Record extracts |
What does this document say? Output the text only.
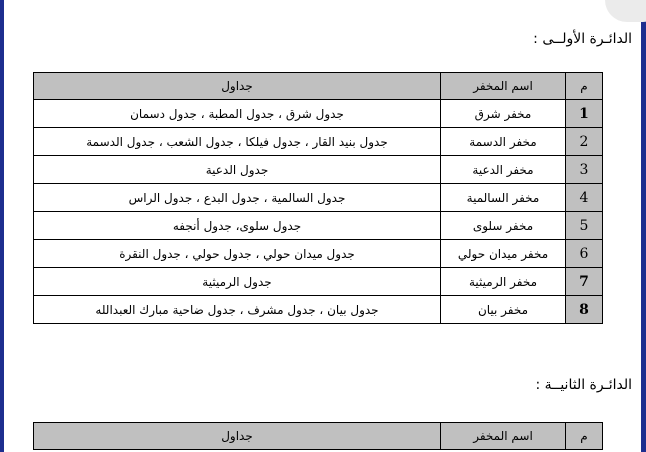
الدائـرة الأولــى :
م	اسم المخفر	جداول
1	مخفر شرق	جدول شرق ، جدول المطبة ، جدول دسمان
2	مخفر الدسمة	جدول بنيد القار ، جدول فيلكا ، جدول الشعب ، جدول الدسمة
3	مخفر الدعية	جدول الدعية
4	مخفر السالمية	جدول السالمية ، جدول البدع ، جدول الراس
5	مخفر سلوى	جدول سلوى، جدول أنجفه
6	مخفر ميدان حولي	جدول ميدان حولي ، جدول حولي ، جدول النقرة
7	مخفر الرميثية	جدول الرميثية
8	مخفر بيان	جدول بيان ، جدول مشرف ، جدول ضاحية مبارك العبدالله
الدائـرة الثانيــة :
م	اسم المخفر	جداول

Set problem |
Take every line above carrying "الدائـرة" and return it.

Solution to this exercise |
الدائـرة الأولــى :
الدائـرة الثانيــة :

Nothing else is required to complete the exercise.